> [PROMPT]
Find and copy every line in the records that includes the string "Bondone".
## BEGIN LISTED RECORDS
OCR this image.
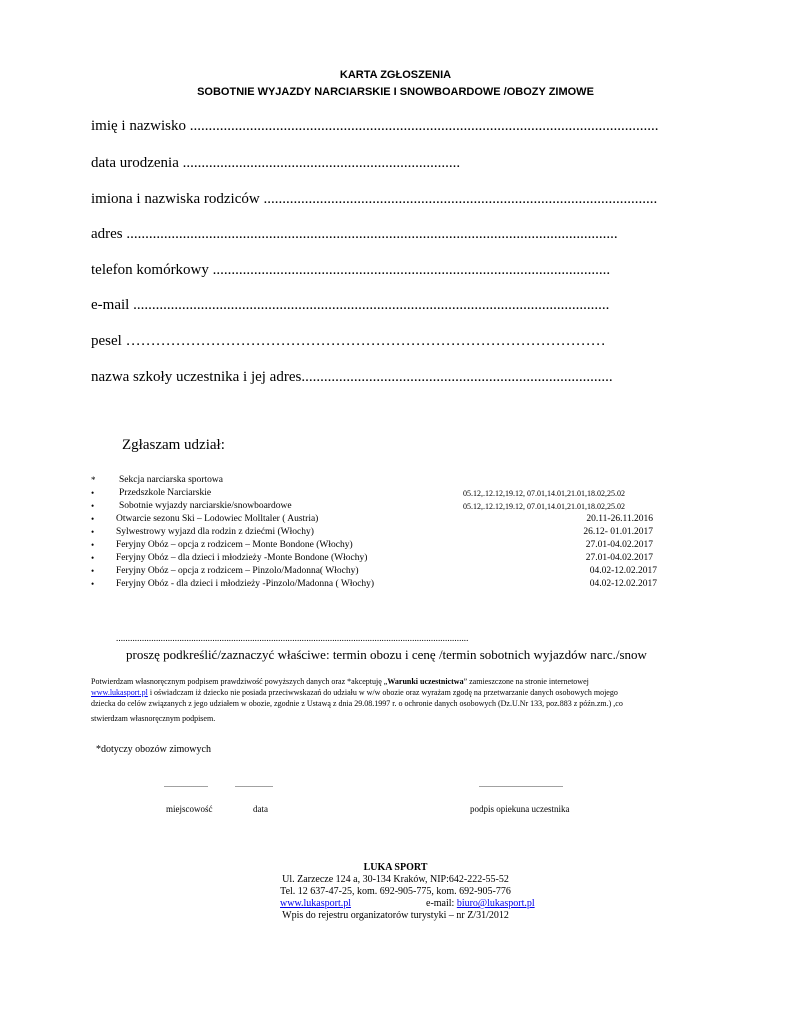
KARTA ZGŁOSZENIA
SOBOTNIE WYJAZDY NARCIARSKIE I SNOWBOARDOWE /OBOZY ZIMOWE
imię i nazwisko .............................................................................................................................
data urodzenia ..........................................................................
imiona i nazwiska rodziców .........................................................................................................
adres ...................................................................................................................................
telefon komórkowy ..........................................................................................................
e-mail ...............................................................................................................................
pesel ……………………………………………………………………………………
nazwa szkoły uczestnika i jej adres...................................................................................
Zgłaszam udział:
* Sekcja narciarska sportowa
•	Przedszkole Narciarskie	05.12,.12.12,19.12, 07.01,14.01,21.01,18.02,25.02
•	Sobotnie wyjazdy narciarskie/snowboardowe	05.12,.12.12,19.12, 07.01,14.01,21.01,18.02,25.02
• Otwarcie sezonu Ski – Lodowiec Molltaler ( Austria)	20.11-26.11.2016
• Sylwestrowy wyjazd dla rodzin z dziećmi (Włochy)	26.12- 01.01.2017
• Feryjny Obóz – opcja z rodzicem – Monte Bondone (Włochy)	27.01-04.02.2017
• Feryjny Obóz – dla dzieci i młodzieży -Monte Bondone (Włochy)	27.01-04.02.2017
• Feryjny Obóz – opcja z rodzicem – Pinzolo/Madonna( Włochy)	04.02-12.02.2017
• Feryjny Obóz - dla dzieci i młodzieży -Pinzolo/Madonna ( Włochy)	04.02-12.02.2017
......................................................................................................................................................
proszę podkreślić/zaznaczyć właściwe: termin obozu i cenę /termin sobotnich wyjazdów narc./snow
Potwierdzam własnoręcznym podpisem prawdziwość powyższych danych oraz *akceptuję „Warunki uczestnictwa” zamieszczone na stronie internetowej
www.lukasport.pl i oświadczam iż dziecko nie posiada przeciwwskazań do udziału w w/w obozie oraz wyrażam zgodę na przetwarzanie danych osobowych mojego
dziecka do celów związanych z jego udziałem w obozie, zgodnie z Ustawą z dnia 29.08.1997 r. o ochronie danych osobowych (Dz.U.Nr 133, poz.883 z późn.zm.) ,co
stwierdzam własnoręcznym podpisem.
*dotyczy obozów zimowych
......................	...................	..........................................
miejscowość	data	podpis opiekuna uczestnika
LUKA SPORT
Ul. Zarzecze 124 a, 30-134 Kraków, NIP:642-222-55-52
Tel. 12 637-47-25, kom. 692-905-775, kom. 692-905-776
www.lukasport.pl	e-mail: biuro@lukasport.pl
Wpis do rejestru organizatorów turystyki – nr Z/31/2012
## END LISTED RECORDS
> [REPLY TO THE TASK]
• Feryjny Obóz – opcja z rodzicem – Monte Bondone (Włochy)	27.01-04.02.2017
• Feryjny Obóz – dla dzieci i młodzieży -Monte Bondone (Włochy)	27.01-04.02.2017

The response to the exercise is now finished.